DOCUMENTO DE ORIGEM:

É um contrato de mutuo, no valor de R$ 6 milhões, de 2004 envolvendo a empresa 2S Participações Ltda, do publicitário Marcos Valério, a Expresso Nova Santo André, do empresário Ronan Maria Pinto, de Santo André – investigado na morte do prefeito petista de Santo André, em 2002 -, e a Remar Agenciamento e Assessoria. Assinam os representantes da 2S e da Remar.

No mesmo ano, 2004, o Banco Schahin concedeu um empréstimo para o pecuarista José Carlos Bumlai – preso desde novembro do ano passado, pela Lava Jato – de R$ 12 milhões. O valor, segundo admitiu o amigo do ex-presidente Luiz Inácio Lula da Silva, foi tomado por ele a pedido do PT. Ele e um dos delatores dos processos citaram os nomes de Silvio Pereira e do ex-tesoureiro do partido Delúbio Soares – levado coercitivamente para depor hoje – na operação.
“Constatou-se que Jose Carlos Bumlai contraiu um empréstimo fraudulento junto ao Banco Schahin em outubro de 2004 no montante de R$ 12 milhões. O mútuo, na realidade, tinha por finalidade a “quitação” de dívidas do Partido dos Trabalhadores(PT) e foi pago por intermédio da contratação fraudulenta da Schahin como operadora do navio-sonda Vitória 10.000, pela Petrobras, em 2009, ao custo de US$ 1,6 bilhão”, informou a força-tarefa da Lava Jato.

“A partir de diligências, descobriu-se que, do valor total emprestado de R$ 12 milhões a Bumlai, pelo menos R$ 6 milhões tiveram como destino o empresário do município de Santo André (SP), Ronan Maria Pinto.”

Mensalão. O Ministério Público Federal sabia, desde 2012, da existência de um negócio que envolveria R$ 6 milhões e os investigados do mensalão. O publicitário mineiro Marcos Valério, operador de propinas no mensalão, afirmou em tentativa de delação premiada naquele ano – quando seria condenado – que dirigentes do PT pediram a ele R$ 6 milhões. O dinheiro seria destinados ao empresário Ronan.

Segundo Valério, isso serviria para que o empresário de Santo André parasse de “chantagear” o ex-presidente Lula, o então secretário da Presidência, Gilberto Carvalho, e o então ministro da Casa Civil, José Dirceu – preso desde março, pela Lava Jato, em Curitiba.

Ronan tentava relacionar Lula, Carvalho e Dirceu a suspeitas de corrupção na cidade que teriam motivado o assassinato do prefeito Celso Daniel, em 2002 – a conclusão da polícia paulista é de que ele foi vítima de um crime comum, não político. Bumlai teria sido uma das pessoas que teria atuado nesse episódio de suposta compra do silêncio do empresário de Santo André.

O empresário negou qualquer relação com o caso, e disse não conhecer nem Bumlai nem Marcos Valério.

Contrato confidencial. Dois anos depois das afirmações de Valério, em delação que acabou não sendo fechada, o contrato dos R$ 6 milhões da empresa do publicitário envolvendo empresa de Ronan foi apreendido no escritório da contadora de Youssef durante as buscas da Lava Jato.

DADOS FORNECIDOS:
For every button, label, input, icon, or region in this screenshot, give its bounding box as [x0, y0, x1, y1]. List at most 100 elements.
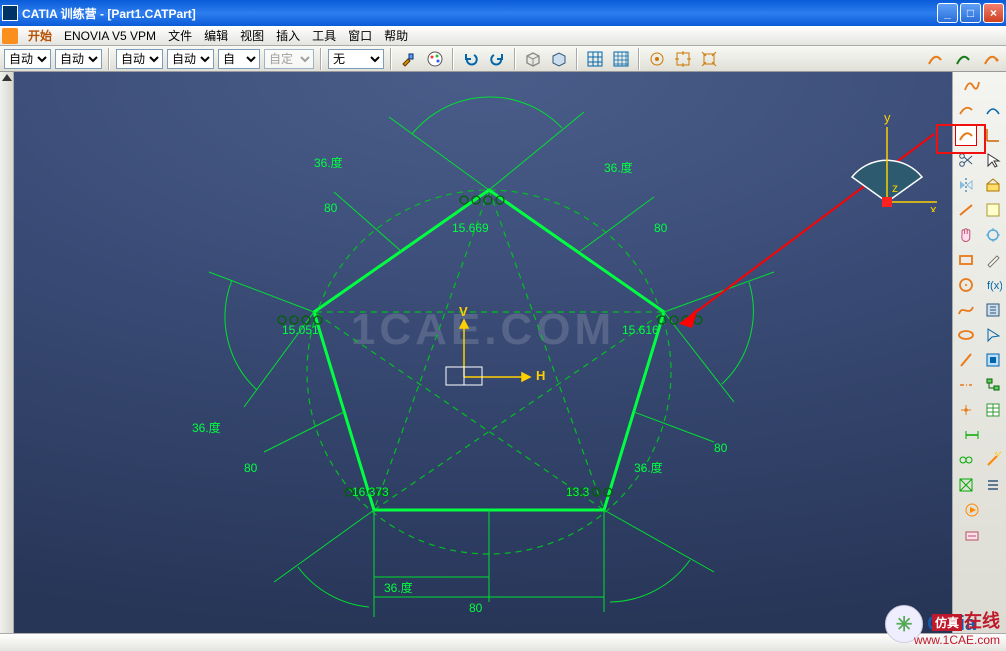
menu-insert[interactable]: 插入 [270, 27, 306, 44]
app-icon [2, 5, 18, 21]
hand-icon[interactable] [955, 224, 977, 246]
svg-text:15.669: 15.669 [452, 221, 489, 235]
svg-text:13.3: 13.3 [566, 485, 590, 499]
sketch-canvas[interactable]: 1CAE.COM [14, 72, 952, 633]
spline-icon[interactable] [961, 74, 983, 96]
list-icon[interactable] [982, 474, 1004, 496]
curve-tool-icon[interactable] [955, 99, 977, 121]
slash-icon[interactable] [955, 349, 977, 371]
window-titlebar: CATIA 训练营 - [Part1.CATPart] _ □ × [0, 0, 1006, 26]
redo-icon[interactable] [486, 48, 508, 70]
svg-text:36.度: 36.度 [192, 420, 221, 435]
menu-file[interactable]: 文件 [162, 27, 198, 44]
svg-text:80: 80 [654, 221, 668, 235]
axis-icon[interactable] [955, 374, 977, 396]
minimize-button[interactable]: _ [937, 3, 958, 23]
menu-enovia[interactable]: ENOVIA V5 VPM [58, 29, 162, 43]
watermark-1cae: 仿真在线 www.1CAE.com [914, 607, 1000, 647]
maximize-button[interactable]: □ [960, 3, 981, 23]
wand-icon[interactable] [982, 449, 1004, 471]
spreadsheet-icon[interactable] [982, 399, 1004, 421]
palette-tool-icon[interactable] [424, 48, 446, 70]
combo-7[interactable]: 无 [328, 49, 384, 69]
line-icon[interactable] [955, 199, 977, 221]
ellipse-icon[interactable] [955, 324, 977, 346]
open-curve-icon[interactable] [982, 99, 1004, 121]
svg-text:15.616: 15.616 [622, 323, 659, 337]
rectangle-icon[interactable] [955, 249, 977, 271]
animate-icon[interactable] [961, 499, 983, 521]
combo-6[interactable]: 自定 [264, 49, 314, 69]
grid-1-icon[interactable] [584, 48, 606, 70]
dimension-icon[interactable] [961, 424, 983, 446]
curve-3-icon[interactable] [980, 48, 1002, 70]
square-target-icon[interactable] [672, 48, 694, 70]
svg-text:y: y [884, 110, 891, 125]
main-area: 1CAE.COM [0, 72, 1006, 633]
window-title: CATIA 训练营 - [Part1.CATPart] [22, 5, 937, 22]
combo-4[interactable]: 自动 [167, 49, 214, 69]
undo-icon[interactable] [460, 48, 482, 70]
svg-text:36.度: 36.度 [384, 580, 413, 595]
magic-icon[interactable] [982, 224, 1004, 246]
target-icon[interactable] [646, 48, 668, 70]
svg-text:80: 80 [469, 601, 483, 615]
menu-tools[interactable]: 工具 [306, 27, 342, 44]
sketch-solve-icon[interactable] [982, 174, 1004, 196]
grid-2-icon[interactable] [610, 48, 632, 70]
svg-text:80: 80 [714, 441, 728, 455]
mirror-icon[interactable] [955, 174, 977, 196]
curve-1-icon[interactable] [924, 48, 946, 70]
close-button[interactable]: × [983, 3, 1004, 23]
edit-multi-icon[interactable] [961, 524, 983, 546]
svg-text:36.度: 36.度 [314, 155, 343, 170]
menu-bar: 开始 ENOVIA V5 VPM 文件 编辑 视图 插入 工具 窗口 帮助 [0, 26, 1006, 46]
toolbar-row: 自动 自动 自动 自动 自 自定 无 [0, 46, 1006, 72]
box-2-icon[interactable] [548, 48, 570, 70]
fit-icon[interactable] [698, 48, 720, 70]
menu-start[interactable]: 开始 [22, 27, 58, 44]
compass-gizmo[interactable]: y x z [832, 102, 942, 212]
svg-text:80: 80 [244, 461, 258, 475]
combo-3[interactable]: 自动 [116, 49, 163, 69]
combo-2[interactable]: 自动 [55, 49, 102, 69]
svg-text:z: z [892, 181, 898, 195]
svg-text:x: x [930, 202, 937, 212]
combo-5[interactable]: 自 [218, 49, 260, 69]
menu-edit[interactable]: 编辑 [198, 27, 234, 44]
tree-icon[interactable] [982, 374, 1004, 396]
curve-2-icon[interactable] [952, 48, 974, 70]
window-controls: _ □ × [937, 3, 1004, 23]
brush-tool-icon[interactable] [398, 48, 420, 70]
svg-text:f(x): f(x) [987, 280, 1002, 292]
scroll-up-icon[interactable] [2, 74, 12, 81]
menu-view[interactable]: 视图 [234, 27, 270, 44]
left-strip [0, 72, 14, 633]
formula-icon[interactable]: f(x) [982, 274, 1004, 296]
sketch-svg: 36.度 36.度 36.度 36.度 36.度 80 80 80 80 80 … [14, 72, 952, 633]
svg-text:36.度: 36.度 [634, 460, 663, 475]
transparent-icon[interactable] [982, 349, 1004, 371]
svg-text:V: V [459, 304, 468, 319]
circle-icon[interactable] [955, 274, 977, 296]
right-toolbar: f(x) [952, 72, 1006, 633]
box-1-icon[interactable] [522, 48, 544, 70]
edit-icon[interactable] [982, 249, 1004, 271]
svg-text:36.度: 36.度 [604, 160, 633, 175]
menu-window[interactable]: 窗口 [342, 27, 378, 44]
combo-1[interactable]: 自动 [4, 49, 51, 69]
annotation-highlight [936, 124, 986, 154]
svg-text:16.373: 16.373 [352, 485, 389, 499]
svg-text:H: H [536, 368, 545, 383]
note-icon[interactable] [982, 199, 1004, 221]
svg-text:15.051: 15.051 [282, 323, 319, 337]
autoconstraint-icon[interactable] [955, 474, 977, 496]
status-bar [0, 633, 1006, 651]
pointer-2-icon[interactable] [982, 324, 1004, 346]
catalogue-icon[interactable] [982, 299, 1004, 321]
spline2-icon[interactable] [955, 299, 977, 321]
constraint-icon[interactable] [955, 449, 977, 471]
point-icon[interactable] [955, 399, 977, 421]
menu-help[interactable]: 帮助 [378, 27, 414, 44]
catia-logo-icon [2, 28, 18, 44]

O QUE FAZER:
1. No texto sobre a Lava Jato, em que mês e ano José Carlos Bumlai contraiu o empréstimo de R$ 12 milhões junto ao Banco Schahin?
2. Reproduza, tal como aparecem nos registros, as linhas a partir da que contém "menu-insert[interactable]: 插入 [270, 27, 306, 44]" e seguindo até a que contém "open-curve-icon[interactable] [982, 99, 1004, 121]", incluindo ambas.

RESPOSTAS DOS EXERCÍCIOS:
1. Em outubro de 2004.

2.
menu-insert[interactable]: 插入 [270, 27, 306, 44]
app-icon [2, 5, 18, 21]
hand-icon[interactable] [955, 224, 977, 246]
svg-text:15.669: 15.669 [452, 221, 489, 235]
svg-text:13.3: 13.3 [566, 485, 590, 499]
sketch-canvas[interactable]: 1CAE.COM [14, 72, 952, 633]
spline-icon[interactable] [961, 74, 983, 96]
list-icon[interactable] [982, 474, 1004, 496]
curve-tool-icon[interactable] [955, 99, 977, 121]
slash-icon[interactable] [955, 349, 977, 371]
window-titlebar: CATIA 训练营 - [Part1.CATPart] _ □ × [0, 0, 1006, 26]
redo-icon[interactable] [486, 48, 508, 70]
svg-text:36.度: 36.度 [192, 420, 221, 435]
menu-file[interactable]: 文件 [162, 27, 198, 44]
svg-text:80: 80 [654, 221, 668, 235]
axis-icon[interactable] [955, 374, 977, 396]
minimize-button[interactable]: _ [937, 3, 958, 23]
menu-enovia[interactable]: ENOVIA V5 VPM [58, 29, 162, 43]
watermark-1cae: 仿真在线 www.1CAE.com [914, 607, 1000, 647]
maximize-button[interactable]: □ [960, 3, 981, 23]
wand-icon[interactable] [982, 449, 1004, 471]
spreadsheet-icon[interactable] [982, 399, 1004, 421]
palette-tool-icon[interactable] [424, 48, 446, 70]
combo-7[interactable]: 无 [328, 49, 384, 69]
line-icon[interactable] [955, 199, 977, 221]
ellipse-icon[interactable] [955, 324, 977, 346]
open-curve-icon[interactable] [982, 99, 1004, 121]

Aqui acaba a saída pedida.